■ What the task asks
Scan the entries below and report only how many lines contain "ylabel".

■ Supplied information
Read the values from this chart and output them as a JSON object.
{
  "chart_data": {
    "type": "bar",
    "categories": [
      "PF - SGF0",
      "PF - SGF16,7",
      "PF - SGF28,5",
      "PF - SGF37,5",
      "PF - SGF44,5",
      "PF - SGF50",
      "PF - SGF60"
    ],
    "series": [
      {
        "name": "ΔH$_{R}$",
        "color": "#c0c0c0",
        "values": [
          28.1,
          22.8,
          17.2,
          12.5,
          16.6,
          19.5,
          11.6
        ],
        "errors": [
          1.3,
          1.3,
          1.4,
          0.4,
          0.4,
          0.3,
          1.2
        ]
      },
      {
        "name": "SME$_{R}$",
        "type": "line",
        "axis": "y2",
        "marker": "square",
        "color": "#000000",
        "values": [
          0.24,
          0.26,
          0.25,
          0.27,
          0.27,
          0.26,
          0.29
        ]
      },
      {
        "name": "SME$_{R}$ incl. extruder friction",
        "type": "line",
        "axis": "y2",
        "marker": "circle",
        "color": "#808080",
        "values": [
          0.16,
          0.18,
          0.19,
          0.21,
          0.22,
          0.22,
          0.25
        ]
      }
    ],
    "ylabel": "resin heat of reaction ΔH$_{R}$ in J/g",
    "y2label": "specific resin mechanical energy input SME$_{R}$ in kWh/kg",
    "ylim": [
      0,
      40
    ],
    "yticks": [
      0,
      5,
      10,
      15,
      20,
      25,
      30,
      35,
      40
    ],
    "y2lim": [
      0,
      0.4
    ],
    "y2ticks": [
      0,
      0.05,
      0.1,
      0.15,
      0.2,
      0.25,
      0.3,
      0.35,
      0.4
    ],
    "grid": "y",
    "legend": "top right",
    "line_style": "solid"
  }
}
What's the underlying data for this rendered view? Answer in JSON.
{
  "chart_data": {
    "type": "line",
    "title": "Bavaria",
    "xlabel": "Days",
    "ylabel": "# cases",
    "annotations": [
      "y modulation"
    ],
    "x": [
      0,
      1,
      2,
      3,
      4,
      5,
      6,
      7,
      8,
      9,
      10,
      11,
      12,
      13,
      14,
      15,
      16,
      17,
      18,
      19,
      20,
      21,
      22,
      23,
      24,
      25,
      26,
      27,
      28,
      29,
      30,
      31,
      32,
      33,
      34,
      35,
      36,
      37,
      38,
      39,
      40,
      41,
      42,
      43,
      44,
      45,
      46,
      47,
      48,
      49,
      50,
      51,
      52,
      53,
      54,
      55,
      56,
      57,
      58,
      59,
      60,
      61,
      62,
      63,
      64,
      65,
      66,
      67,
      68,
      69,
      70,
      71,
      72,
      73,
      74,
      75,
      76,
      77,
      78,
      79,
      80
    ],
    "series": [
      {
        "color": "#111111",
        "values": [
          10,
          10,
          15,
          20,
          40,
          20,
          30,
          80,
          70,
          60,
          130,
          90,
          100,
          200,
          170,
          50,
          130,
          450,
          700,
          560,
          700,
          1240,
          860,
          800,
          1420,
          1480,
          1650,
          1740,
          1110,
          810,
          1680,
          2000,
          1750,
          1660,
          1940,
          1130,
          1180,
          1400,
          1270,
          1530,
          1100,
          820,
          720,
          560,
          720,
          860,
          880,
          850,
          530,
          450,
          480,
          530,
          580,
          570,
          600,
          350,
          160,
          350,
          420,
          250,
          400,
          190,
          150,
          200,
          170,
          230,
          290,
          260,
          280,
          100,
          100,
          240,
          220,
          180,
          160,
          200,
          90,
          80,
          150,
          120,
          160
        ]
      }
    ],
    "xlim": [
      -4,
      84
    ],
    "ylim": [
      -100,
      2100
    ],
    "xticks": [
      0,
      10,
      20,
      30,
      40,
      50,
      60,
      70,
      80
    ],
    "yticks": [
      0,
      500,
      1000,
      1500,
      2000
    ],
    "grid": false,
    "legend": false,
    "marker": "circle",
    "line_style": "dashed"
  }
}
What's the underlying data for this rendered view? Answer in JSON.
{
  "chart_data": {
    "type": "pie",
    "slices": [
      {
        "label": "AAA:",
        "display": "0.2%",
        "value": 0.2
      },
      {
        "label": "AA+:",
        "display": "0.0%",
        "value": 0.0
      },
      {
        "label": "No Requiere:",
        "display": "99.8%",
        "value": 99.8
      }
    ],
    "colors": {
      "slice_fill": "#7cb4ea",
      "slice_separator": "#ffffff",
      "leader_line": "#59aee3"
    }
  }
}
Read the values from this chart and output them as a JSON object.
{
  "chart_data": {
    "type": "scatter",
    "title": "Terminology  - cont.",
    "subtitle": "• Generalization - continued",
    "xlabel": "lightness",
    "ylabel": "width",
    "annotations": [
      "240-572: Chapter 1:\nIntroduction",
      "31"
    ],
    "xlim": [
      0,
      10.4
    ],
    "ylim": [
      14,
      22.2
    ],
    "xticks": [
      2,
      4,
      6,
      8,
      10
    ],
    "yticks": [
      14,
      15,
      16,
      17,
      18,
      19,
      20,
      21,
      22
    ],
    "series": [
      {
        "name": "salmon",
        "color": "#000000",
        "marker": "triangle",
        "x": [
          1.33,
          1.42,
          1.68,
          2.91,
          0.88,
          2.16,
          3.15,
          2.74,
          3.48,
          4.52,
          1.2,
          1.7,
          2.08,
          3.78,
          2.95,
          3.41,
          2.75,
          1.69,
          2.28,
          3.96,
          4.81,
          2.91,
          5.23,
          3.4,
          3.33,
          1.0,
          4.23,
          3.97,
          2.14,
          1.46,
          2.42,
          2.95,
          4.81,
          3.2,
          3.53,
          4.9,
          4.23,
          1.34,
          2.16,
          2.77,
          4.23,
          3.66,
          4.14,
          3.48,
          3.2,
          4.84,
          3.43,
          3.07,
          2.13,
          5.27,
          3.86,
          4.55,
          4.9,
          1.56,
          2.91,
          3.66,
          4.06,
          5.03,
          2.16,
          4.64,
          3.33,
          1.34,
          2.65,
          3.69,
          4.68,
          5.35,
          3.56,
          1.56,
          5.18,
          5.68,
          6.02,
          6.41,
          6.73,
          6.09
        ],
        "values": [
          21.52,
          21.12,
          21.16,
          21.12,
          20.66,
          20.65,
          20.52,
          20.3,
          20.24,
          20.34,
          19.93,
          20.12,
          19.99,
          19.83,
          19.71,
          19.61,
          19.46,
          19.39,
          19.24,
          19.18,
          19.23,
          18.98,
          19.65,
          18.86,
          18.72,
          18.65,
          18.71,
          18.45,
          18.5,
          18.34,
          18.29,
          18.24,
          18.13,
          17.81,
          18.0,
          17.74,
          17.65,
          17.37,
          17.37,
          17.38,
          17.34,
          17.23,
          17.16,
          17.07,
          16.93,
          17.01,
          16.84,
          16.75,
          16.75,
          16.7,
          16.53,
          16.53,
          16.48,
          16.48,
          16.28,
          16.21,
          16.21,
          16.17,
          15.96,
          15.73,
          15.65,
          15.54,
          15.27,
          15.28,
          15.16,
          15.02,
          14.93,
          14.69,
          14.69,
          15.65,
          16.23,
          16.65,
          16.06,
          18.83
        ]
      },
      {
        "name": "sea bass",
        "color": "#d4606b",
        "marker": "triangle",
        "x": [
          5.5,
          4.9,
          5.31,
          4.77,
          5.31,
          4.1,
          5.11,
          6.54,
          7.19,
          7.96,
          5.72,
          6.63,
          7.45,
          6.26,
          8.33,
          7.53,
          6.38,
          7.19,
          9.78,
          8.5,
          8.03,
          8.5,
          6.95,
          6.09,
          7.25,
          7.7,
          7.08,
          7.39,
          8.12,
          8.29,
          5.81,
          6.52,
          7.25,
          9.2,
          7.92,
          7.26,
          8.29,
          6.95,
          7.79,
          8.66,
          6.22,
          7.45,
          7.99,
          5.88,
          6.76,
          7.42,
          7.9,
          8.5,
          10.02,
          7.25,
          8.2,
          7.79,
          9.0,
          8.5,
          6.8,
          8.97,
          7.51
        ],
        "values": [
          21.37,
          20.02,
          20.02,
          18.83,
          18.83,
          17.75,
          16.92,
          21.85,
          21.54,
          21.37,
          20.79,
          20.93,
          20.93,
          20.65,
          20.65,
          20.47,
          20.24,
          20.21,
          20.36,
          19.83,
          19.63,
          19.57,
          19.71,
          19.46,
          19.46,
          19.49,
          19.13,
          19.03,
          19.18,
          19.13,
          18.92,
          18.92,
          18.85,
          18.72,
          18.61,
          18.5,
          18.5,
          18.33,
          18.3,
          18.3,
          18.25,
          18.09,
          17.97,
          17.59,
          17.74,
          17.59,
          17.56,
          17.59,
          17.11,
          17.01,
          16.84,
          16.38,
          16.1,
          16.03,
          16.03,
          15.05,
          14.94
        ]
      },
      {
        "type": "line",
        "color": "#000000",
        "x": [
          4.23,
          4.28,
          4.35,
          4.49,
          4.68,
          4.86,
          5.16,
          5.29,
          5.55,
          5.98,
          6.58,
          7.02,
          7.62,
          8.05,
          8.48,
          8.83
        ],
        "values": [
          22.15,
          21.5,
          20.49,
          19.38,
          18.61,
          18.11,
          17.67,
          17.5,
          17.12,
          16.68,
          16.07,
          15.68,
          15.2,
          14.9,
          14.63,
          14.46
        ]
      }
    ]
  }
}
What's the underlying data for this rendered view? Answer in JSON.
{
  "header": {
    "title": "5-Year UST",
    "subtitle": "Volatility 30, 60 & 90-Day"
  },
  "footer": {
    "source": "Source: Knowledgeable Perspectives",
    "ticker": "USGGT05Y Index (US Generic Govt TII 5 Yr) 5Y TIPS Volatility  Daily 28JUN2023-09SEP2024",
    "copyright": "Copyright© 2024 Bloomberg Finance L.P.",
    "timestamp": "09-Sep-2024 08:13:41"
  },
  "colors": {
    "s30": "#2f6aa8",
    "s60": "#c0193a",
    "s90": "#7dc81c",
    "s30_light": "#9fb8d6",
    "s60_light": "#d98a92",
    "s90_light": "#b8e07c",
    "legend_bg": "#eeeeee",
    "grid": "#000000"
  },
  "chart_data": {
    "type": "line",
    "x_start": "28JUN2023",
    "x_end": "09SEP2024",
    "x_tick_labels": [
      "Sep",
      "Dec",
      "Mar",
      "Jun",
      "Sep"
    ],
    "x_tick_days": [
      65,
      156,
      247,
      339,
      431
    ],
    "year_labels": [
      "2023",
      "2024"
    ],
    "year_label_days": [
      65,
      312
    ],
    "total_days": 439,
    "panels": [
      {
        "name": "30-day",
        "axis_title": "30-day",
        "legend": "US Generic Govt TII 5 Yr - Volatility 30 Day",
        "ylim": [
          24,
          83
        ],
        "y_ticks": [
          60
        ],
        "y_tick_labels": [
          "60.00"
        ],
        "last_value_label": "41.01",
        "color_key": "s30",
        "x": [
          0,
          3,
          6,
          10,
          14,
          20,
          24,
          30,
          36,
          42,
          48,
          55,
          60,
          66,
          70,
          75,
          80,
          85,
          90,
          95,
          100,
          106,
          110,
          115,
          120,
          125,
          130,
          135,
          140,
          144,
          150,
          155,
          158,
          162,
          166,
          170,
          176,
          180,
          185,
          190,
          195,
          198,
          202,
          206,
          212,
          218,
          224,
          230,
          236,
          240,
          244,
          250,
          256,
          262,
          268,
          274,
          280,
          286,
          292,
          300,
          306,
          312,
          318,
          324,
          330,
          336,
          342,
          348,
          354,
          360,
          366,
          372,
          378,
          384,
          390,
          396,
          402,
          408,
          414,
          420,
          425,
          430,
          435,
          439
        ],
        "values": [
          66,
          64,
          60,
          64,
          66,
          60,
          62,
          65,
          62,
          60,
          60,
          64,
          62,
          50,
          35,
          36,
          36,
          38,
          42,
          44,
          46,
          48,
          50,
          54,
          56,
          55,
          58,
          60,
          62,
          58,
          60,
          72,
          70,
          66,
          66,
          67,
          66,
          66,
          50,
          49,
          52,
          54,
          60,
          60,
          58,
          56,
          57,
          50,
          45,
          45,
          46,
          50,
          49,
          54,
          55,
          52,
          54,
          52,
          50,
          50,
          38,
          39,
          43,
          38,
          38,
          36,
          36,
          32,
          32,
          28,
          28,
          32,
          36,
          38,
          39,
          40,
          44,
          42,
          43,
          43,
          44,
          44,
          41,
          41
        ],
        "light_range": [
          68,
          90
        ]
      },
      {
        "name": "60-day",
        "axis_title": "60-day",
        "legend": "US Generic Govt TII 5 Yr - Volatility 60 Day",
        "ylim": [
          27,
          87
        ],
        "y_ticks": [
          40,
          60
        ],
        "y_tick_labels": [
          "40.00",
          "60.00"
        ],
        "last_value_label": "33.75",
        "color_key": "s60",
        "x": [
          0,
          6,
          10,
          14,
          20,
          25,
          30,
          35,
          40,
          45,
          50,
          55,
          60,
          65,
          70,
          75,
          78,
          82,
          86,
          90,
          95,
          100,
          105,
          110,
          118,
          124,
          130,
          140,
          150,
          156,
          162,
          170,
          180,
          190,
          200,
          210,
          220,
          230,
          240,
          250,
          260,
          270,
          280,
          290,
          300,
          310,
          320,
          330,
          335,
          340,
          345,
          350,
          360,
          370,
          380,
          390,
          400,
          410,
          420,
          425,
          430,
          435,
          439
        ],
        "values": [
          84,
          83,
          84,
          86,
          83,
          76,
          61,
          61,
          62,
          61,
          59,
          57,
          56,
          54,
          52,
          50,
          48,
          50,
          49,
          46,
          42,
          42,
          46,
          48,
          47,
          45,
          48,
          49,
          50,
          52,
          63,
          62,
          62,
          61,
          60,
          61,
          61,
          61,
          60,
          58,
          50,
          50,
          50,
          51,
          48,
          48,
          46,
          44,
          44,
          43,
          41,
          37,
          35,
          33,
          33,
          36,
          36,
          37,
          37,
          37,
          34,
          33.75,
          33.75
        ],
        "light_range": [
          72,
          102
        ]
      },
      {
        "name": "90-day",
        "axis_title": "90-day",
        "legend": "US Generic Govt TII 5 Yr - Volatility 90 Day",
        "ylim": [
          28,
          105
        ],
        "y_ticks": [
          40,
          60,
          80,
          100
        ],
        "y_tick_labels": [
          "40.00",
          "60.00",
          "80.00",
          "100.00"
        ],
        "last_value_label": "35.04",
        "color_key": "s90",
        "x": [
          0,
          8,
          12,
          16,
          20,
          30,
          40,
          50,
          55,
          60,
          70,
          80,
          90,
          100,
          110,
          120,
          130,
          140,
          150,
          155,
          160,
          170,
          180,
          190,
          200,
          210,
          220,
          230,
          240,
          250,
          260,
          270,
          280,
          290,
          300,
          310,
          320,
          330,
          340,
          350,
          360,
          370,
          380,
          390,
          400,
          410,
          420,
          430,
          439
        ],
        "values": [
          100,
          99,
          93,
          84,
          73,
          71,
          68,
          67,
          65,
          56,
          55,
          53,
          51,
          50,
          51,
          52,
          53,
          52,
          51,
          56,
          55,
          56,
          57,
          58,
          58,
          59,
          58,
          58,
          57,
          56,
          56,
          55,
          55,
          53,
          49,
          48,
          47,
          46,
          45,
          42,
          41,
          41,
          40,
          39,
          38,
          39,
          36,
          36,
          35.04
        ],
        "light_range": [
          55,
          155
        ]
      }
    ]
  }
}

■ Output below
3